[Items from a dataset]
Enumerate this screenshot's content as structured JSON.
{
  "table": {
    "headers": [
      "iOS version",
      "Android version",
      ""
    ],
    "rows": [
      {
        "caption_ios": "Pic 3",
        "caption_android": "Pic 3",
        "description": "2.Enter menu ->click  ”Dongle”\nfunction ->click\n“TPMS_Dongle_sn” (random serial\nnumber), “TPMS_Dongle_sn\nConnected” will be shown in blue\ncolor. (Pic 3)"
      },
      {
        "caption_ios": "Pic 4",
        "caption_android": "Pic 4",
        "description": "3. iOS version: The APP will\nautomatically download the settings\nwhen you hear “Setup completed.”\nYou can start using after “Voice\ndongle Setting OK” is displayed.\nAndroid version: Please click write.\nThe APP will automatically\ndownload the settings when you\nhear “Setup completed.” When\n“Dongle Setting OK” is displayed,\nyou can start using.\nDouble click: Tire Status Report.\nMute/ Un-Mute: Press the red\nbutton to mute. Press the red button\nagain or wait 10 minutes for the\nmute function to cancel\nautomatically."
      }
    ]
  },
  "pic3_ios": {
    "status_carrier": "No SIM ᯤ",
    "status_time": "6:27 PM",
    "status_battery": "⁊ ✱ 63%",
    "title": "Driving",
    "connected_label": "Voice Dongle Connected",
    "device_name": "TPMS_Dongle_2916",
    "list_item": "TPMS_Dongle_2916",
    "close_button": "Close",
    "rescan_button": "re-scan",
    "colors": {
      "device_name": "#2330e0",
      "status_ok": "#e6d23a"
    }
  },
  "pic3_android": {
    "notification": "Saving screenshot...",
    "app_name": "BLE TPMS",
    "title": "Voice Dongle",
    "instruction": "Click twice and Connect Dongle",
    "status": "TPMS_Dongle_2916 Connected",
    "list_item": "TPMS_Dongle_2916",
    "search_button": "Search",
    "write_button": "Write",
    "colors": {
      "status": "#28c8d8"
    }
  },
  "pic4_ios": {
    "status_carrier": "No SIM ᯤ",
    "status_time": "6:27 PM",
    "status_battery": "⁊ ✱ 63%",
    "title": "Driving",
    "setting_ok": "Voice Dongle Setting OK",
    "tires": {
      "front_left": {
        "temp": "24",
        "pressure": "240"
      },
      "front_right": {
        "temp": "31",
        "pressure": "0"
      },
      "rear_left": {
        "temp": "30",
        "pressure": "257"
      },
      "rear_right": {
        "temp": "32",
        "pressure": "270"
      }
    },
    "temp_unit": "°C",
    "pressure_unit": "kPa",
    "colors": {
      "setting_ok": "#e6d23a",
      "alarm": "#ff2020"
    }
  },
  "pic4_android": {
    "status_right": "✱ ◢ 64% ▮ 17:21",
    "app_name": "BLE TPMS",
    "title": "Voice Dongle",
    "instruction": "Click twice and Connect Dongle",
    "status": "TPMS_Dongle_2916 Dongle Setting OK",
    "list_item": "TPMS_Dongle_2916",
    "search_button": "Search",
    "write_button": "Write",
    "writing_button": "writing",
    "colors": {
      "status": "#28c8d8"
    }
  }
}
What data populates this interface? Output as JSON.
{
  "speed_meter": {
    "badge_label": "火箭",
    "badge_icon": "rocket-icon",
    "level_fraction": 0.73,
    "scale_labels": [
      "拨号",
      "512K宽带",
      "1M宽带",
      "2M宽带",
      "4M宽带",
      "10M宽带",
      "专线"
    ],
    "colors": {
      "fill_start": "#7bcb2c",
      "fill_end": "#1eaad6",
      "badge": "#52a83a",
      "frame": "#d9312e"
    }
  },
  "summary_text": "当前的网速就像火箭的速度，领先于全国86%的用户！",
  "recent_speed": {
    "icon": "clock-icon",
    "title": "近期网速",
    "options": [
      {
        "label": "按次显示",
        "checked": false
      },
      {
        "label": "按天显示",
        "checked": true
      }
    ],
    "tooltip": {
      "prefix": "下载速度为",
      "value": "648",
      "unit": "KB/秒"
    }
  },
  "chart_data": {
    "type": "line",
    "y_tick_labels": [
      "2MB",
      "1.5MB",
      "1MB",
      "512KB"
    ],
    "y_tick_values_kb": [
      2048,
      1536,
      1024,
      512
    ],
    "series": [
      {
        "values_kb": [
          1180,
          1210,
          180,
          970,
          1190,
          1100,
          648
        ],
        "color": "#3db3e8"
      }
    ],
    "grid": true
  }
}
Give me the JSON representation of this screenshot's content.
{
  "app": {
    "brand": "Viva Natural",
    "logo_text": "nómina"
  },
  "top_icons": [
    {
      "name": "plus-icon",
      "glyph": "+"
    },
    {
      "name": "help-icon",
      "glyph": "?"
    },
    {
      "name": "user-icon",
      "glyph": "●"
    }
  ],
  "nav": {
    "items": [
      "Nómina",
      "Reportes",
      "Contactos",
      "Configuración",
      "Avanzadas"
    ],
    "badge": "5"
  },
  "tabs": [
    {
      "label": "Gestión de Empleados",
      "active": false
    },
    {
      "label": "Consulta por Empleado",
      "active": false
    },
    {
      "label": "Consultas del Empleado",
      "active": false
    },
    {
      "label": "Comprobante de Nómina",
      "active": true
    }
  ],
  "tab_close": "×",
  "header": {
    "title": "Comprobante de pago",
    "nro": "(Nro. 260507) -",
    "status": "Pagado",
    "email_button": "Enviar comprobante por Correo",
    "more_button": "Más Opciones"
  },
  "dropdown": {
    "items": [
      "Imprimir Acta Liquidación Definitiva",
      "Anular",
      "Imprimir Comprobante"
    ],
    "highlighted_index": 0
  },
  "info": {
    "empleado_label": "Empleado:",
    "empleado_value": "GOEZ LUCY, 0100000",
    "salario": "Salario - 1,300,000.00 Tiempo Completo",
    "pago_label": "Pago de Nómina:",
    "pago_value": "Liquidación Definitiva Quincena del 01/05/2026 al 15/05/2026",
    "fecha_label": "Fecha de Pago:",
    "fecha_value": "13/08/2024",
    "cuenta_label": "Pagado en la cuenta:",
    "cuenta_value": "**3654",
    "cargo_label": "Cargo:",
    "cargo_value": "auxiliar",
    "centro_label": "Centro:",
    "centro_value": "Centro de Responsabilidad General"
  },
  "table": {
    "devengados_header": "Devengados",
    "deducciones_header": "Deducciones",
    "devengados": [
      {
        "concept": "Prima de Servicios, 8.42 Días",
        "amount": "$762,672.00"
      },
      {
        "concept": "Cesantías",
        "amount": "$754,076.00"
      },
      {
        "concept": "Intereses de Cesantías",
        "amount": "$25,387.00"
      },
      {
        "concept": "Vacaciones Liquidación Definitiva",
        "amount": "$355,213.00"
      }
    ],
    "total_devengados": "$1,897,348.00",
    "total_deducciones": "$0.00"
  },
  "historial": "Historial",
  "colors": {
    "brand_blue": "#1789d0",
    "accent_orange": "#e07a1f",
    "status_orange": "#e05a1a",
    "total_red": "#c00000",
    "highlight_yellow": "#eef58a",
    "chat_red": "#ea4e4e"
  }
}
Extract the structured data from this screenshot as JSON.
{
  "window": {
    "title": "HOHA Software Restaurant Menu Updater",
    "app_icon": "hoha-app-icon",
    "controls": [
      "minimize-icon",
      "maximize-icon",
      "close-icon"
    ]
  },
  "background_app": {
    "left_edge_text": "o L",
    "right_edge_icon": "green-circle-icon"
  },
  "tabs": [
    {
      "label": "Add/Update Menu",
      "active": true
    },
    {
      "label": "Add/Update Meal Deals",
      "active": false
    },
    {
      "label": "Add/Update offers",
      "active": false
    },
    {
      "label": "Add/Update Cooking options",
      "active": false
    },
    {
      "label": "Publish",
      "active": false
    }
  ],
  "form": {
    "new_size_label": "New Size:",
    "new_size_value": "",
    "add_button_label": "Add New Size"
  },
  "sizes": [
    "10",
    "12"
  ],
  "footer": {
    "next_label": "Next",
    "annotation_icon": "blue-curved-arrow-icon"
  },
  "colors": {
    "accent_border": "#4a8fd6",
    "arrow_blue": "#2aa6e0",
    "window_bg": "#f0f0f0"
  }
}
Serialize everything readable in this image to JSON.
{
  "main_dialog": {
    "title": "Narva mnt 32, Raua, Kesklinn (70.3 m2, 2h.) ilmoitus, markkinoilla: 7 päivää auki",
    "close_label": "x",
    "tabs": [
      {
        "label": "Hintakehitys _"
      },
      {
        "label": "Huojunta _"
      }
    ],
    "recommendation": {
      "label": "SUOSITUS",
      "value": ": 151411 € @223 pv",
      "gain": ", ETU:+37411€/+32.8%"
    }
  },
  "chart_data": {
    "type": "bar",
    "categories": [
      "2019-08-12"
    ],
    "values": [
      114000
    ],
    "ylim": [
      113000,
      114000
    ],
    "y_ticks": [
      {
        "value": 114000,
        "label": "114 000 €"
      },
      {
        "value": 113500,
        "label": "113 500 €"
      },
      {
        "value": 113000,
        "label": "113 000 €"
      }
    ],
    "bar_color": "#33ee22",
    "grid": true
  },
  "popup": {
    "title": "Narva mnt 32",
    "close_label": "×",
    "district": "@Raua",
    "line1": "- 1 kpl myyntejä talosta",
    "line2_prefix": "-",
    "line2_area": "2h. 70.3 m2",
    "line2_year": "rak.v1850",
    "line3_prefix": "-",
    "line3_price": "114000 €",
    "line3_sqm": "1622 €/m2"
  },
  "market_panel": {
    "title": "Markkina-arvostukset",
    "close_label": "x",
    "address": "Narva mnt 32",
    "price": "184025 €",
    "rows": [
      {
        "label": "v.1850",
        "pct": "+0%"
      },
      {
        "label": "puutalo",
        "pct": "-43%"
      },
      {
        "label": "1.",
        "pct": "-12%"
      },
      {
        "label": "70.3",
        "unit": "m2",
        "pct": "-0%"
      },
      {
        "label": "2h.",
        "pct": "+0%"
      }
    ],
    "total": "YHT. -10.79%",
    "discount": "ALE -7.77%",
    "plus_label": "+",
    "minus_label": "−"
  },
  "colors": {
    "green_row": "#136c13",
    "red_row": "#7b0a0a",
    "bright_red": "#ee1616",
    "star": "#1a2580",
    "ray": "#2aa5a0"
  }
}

[PROBLEM REQUIREMENTS] Find every line holding the word "Liquidación"; give their count and nothing else.

[ANSWER] 3